[start Input rows]
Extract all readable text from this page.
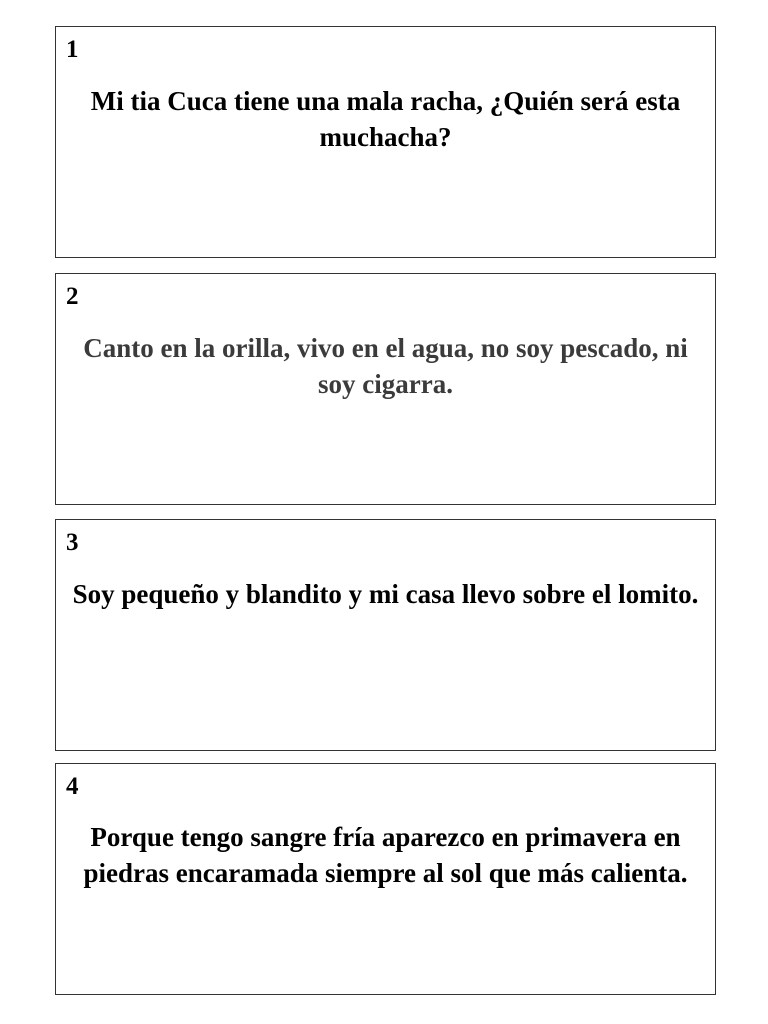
1
Mi tia Cuca tiene una mala racha, ¿Quién será esta muchacha?
2
Canto en la orilla, vivo en el agua, no soy pescado, ni soy cigarra.
3
Soy pequeño y blandito y mi casa llevo sobre el lomito.
4
Porque tengo sangre fría aparezco en primavera en piedras encaramada siempre al sol que más calienta.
[end Input rows]
Directions for this task:
Reproduce the full listing faithfully, but do not carry over any pictures.

Written reply:
Extract all readable text from this page.
1
Mi tia Cuca tiene una mala racha, ¿Quién será esta muchacha?
2
Canto en la orilla, vivo en el agua, no soy pescado, ni soy cigarra.
3
Soy pequeño y blandito y mi casa llevo sobre el lomito.
4
Porque tengo sangre fría aparezco en primavera en piedras encaramada siempre al sol que más calienta.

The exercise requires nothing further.